WHAT IS NEEDED ▸ Each line of the material below that holds the word "dans" needs to be copied.

SUPPLIED ENTRIES ▸
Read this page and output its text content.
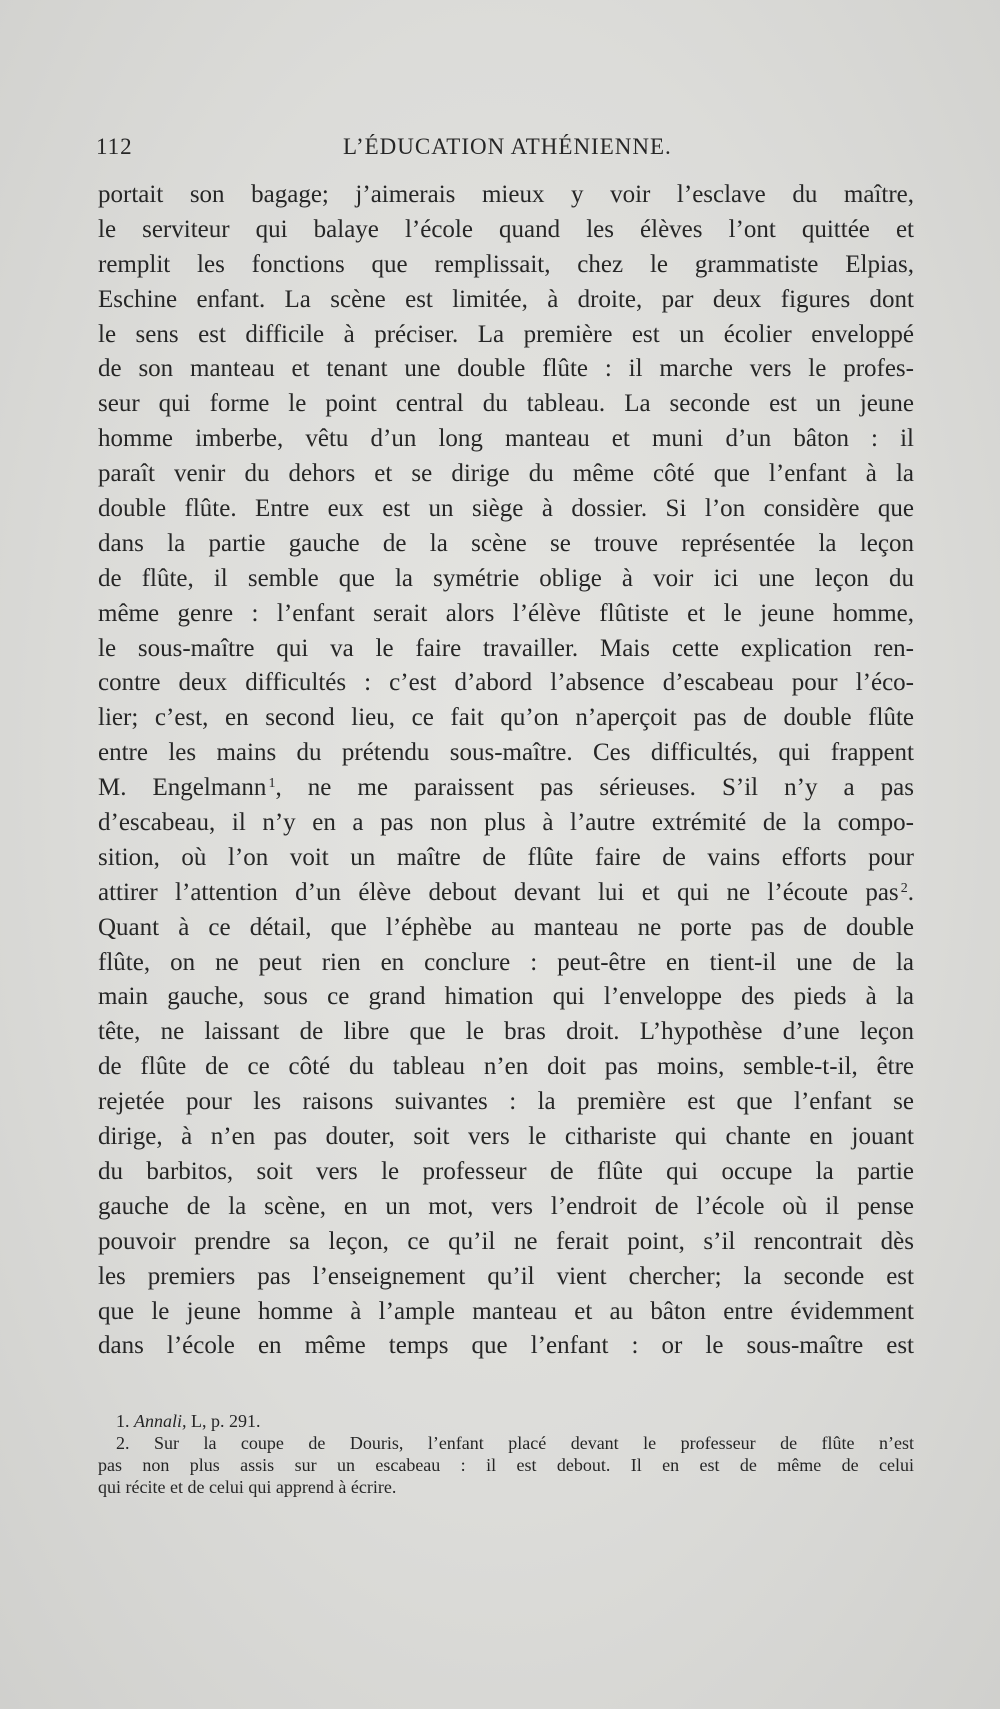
112	L’ÉDUCATION ATHÉNIENNE.
portait son bagage; j’aimerais mieux y voir l’esclave du maître,
le serviteur qui balaye l’école quand les élèves l’ont quittée et
remplit les fonctions que remplissait, chez le grammatiste Elpias,
Eschine enfant. La scène est limitée, à droite, par deux figures dont
le sens est difficile à préciser. La première est un écolier enveloppé
de son manteau et tenant une double flûte : il marche vers le profes-
seur qui forme le point central du tableau. La seconde est un jeune
homme imberbe, vêtu d’un long manteau et muni d’un bâton : il
paraît venir du dehors et se dirige du même côté que l’enfant à la
double flûte. Entre eux est un siège à dossier. Si l’on considère que
dans la partie gauche de la scène se trouve représentée la leçon
de flûte, il semble que la symétrie oblige à voir ici une leçon du
même genre : l’enfant serait alors l’élève flûtiste et le jeune homme,
le sous-maître qui va le faire travailler. Mais cette explication ren-
contre deux difficultés : c’est d’abord l’absence d’escabeau pour l’éco-
lier; c’est, en second lieu, ce fait qu’on n’aperçoit pas de double flûte
entre les mains du prétendu sous-maître. Ces difficultés, qui frappent
M. Engelmann  $^1$, ne me paraissent pas sérieuses. S’il n’y a pas
d’escabeau, il n’y en a pas non plus à l’autre extrémité de la compo-
sition, où l’on voit un maître de flûte faire de vains efforts pour
attirer l’attention d’un élève debout devant lui et qui ne l’écoute pas  $^2$.
Quant à ce détail, que l’éphèbe au manteau ne porte pas de double
flûte, on ne peut rien en conclure : peut-être en tient-il une de la
main gauche, sous ce grand himation qui l’enveloppe des pieds à la
tête, ne laissant de libre que le bras droit. L’hypothèse d’une leçon
de flûte de ce côté du tableau n’en doit pas moins, semble-t-il, être
rejetée pour les raisons suivantes : la première est que l’enfant se
dirige, à n’en pas douter, soit vers le cithariste qui chante en jouant
du barbitos, soit vers le professeur de flûte qui occupe la partie
gauche de la scène, en un mot, vers l’endroit de l’école où il pense
pouvoir prendre sa leçon, ce qu’il ne ferait point, s’il rencontrait dès
les premiers pas l’enseignement qu’il vient chercher; la seconde est
que le jeune homme à l’ample manteau et au bâton entre évidemment
dans l’école en même temps que l’enfant : or le sous-maître est
1. Annali, L, p. 291.
2. Sur la coupe de Douris, l’enfant placé devant le professeur de flûte n’est
pas non plus assis sur un escabeau : il est debout. Il en est de même de celui
qui récite et de celui qui apprend à écrire.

COMPLETE RESPONSE ▸
dans la partie gauche de la scène se trouve représentée la leçon
dans l’école en même temps que l’enfant : or le sous-maître est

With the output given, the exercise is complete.